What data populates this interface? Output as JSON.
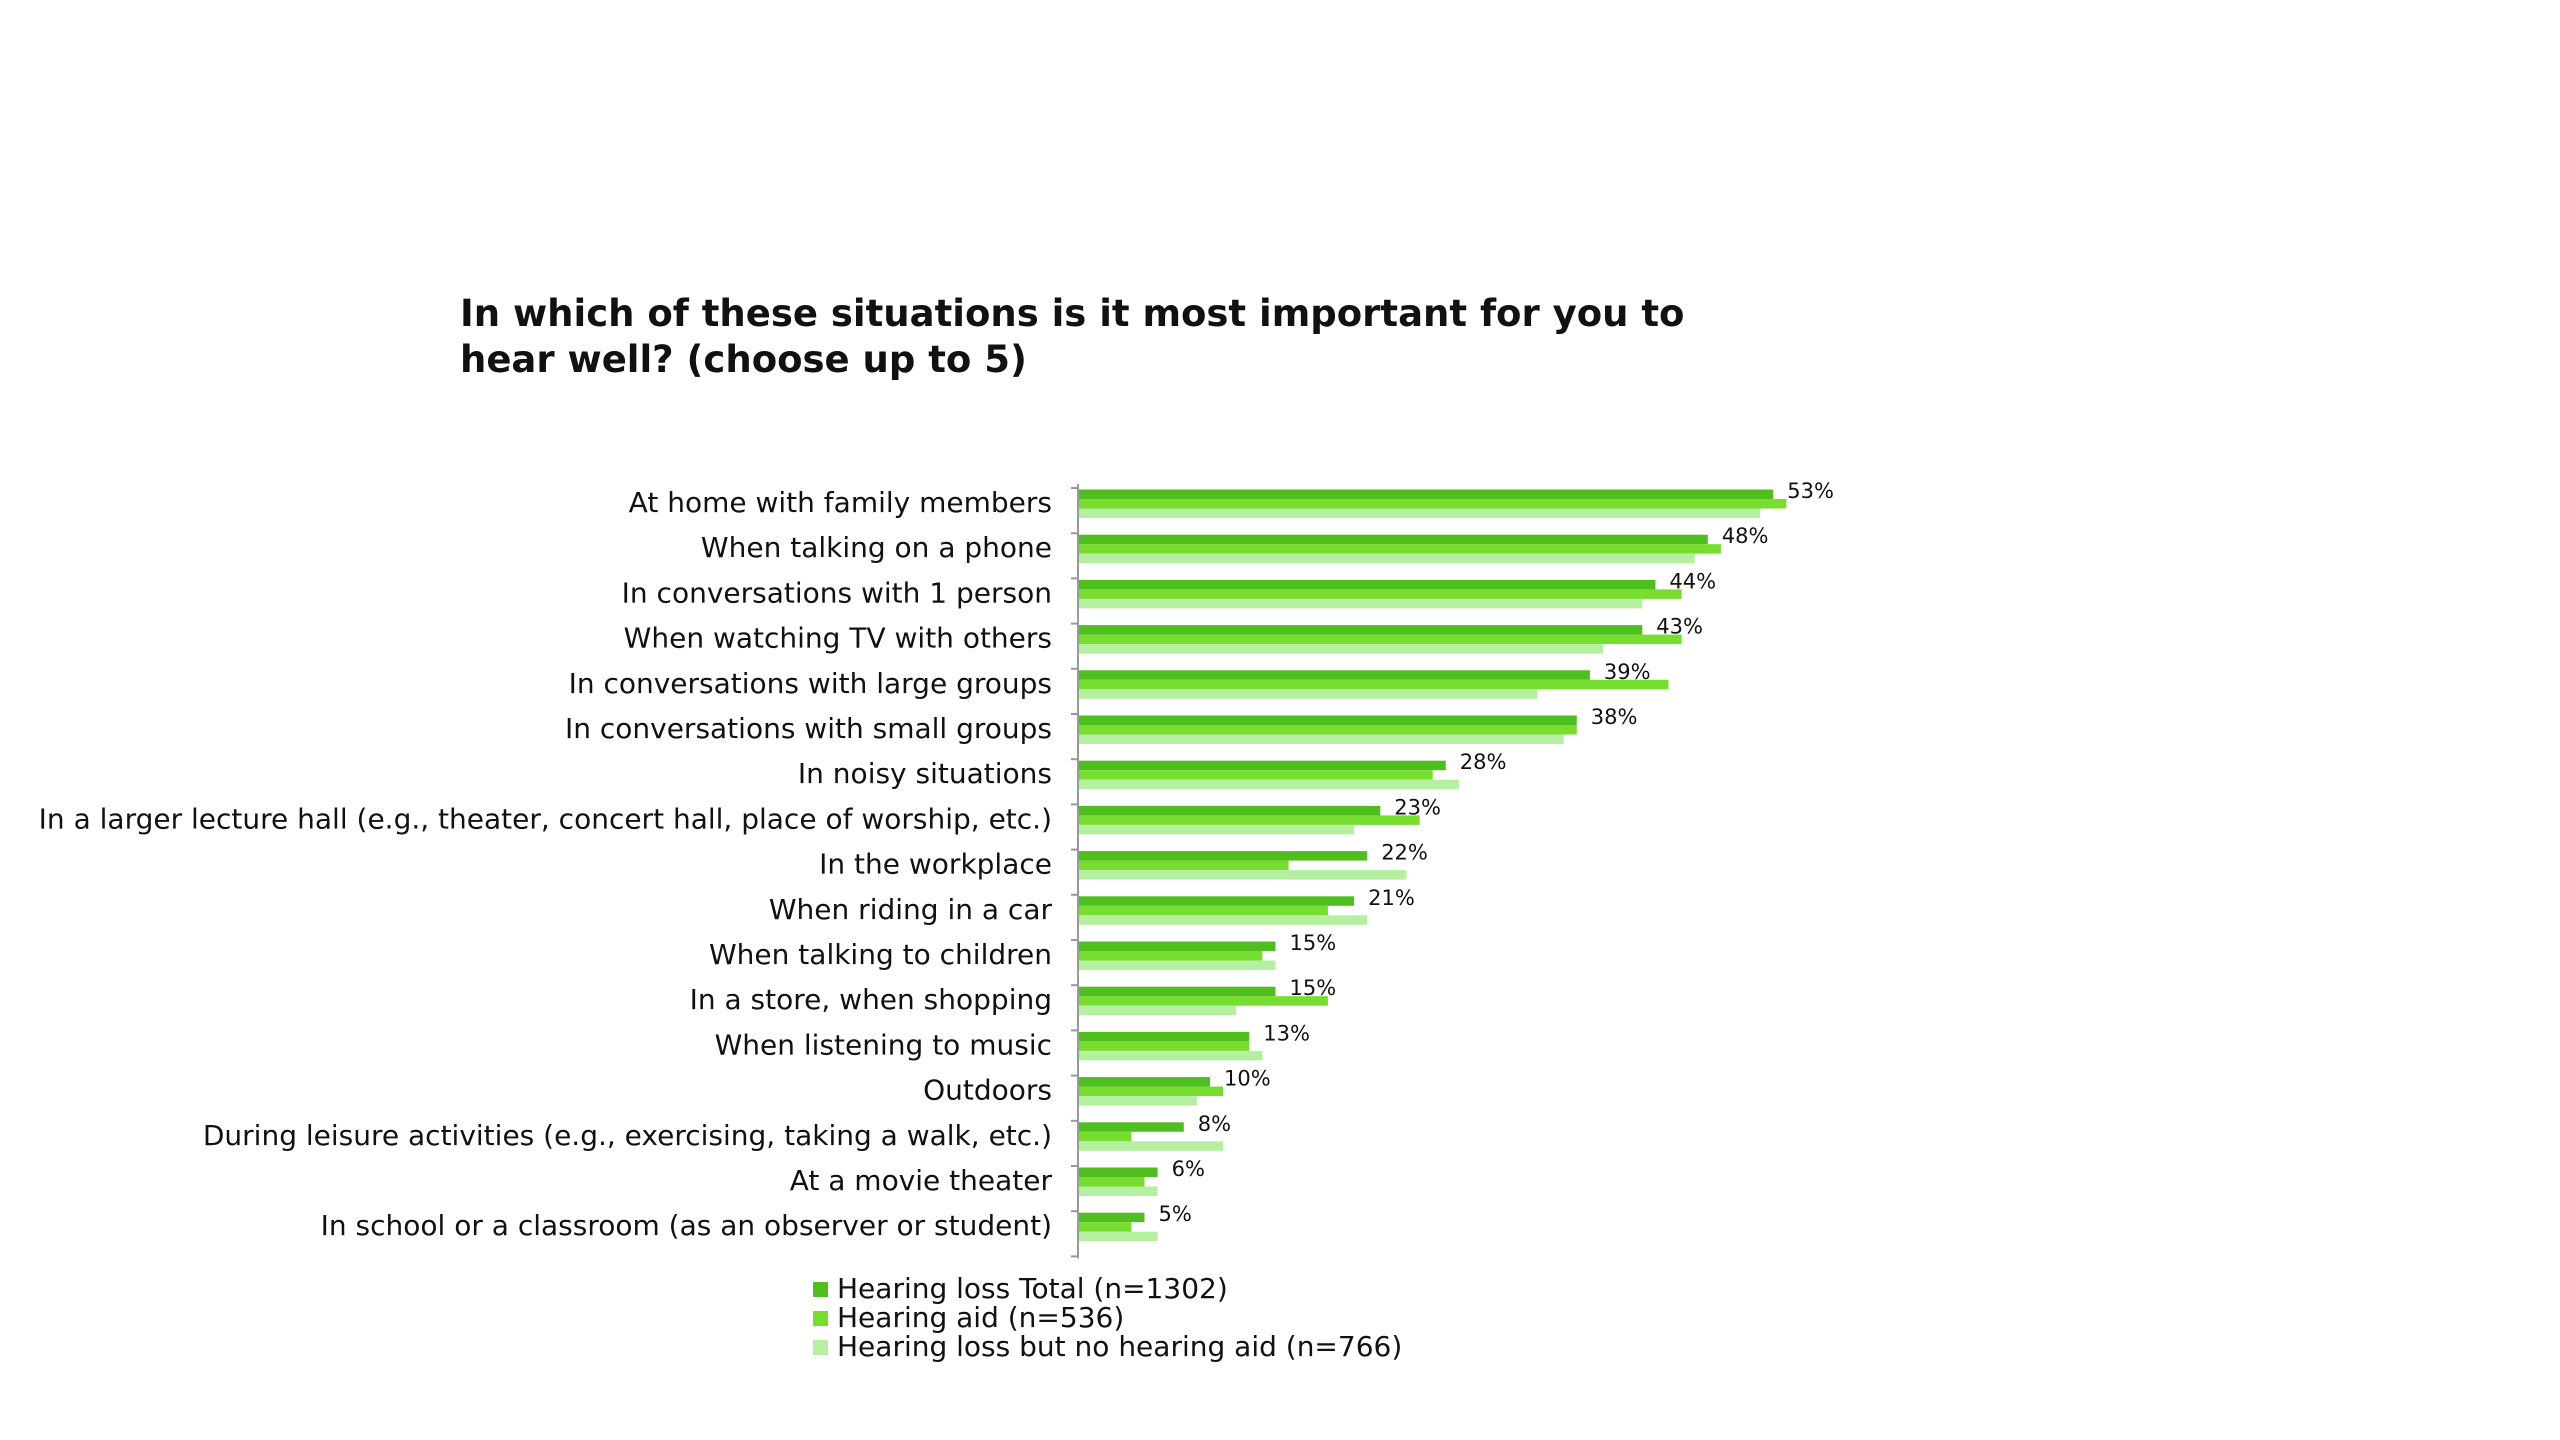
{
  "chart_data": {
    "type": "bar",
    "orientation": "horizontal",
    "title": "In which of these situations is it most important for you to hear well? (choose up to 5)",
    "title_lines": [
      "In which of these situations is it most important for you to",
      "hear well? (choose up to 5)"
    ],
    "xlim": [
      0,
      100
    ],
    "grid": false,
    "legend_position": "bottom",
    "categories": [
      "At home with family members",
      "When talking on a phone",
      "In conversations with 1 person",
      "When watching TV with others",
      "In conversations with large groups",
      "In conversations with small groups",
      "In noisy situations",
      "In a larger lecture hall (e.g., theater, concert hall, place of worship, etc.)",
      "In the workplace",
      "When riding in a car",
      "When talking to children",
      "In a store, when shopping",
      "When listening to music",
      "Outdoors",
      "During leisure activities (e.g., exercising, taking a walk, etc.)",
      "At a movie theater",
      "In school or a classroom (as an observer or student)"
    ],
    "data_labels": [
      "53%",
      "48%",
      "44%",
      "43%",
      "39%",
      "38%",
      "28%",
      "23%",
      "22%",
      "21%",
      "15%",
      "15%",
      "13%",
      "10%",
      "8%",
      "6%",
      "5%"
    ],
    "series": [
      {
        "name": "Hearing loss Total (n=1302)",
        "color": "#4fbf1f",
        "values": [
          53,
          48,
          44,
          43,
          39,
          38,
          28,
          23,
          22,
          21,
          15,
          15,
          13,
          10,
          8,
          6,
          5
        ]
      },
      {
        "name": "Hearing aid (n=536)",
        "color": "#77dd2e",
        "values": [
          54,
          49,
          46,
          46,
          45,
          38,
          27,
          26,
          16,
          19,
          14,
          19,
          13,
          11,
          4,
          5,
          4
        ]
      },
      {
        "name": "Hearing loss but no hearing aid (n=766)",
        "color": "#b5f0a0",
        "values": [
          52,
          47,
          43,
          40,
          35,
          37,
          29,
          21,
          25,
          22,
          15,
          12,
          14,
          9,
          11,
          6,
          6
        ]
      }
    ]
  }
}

────────────────

YOUR GOAL: Check each line above for the string "important" and show the ones that have it.

OUTPUT:
    "title": "In which of these situations is it most important for you to hear well? (choose up to 5)",
      "In which of these situations is it most important for you to",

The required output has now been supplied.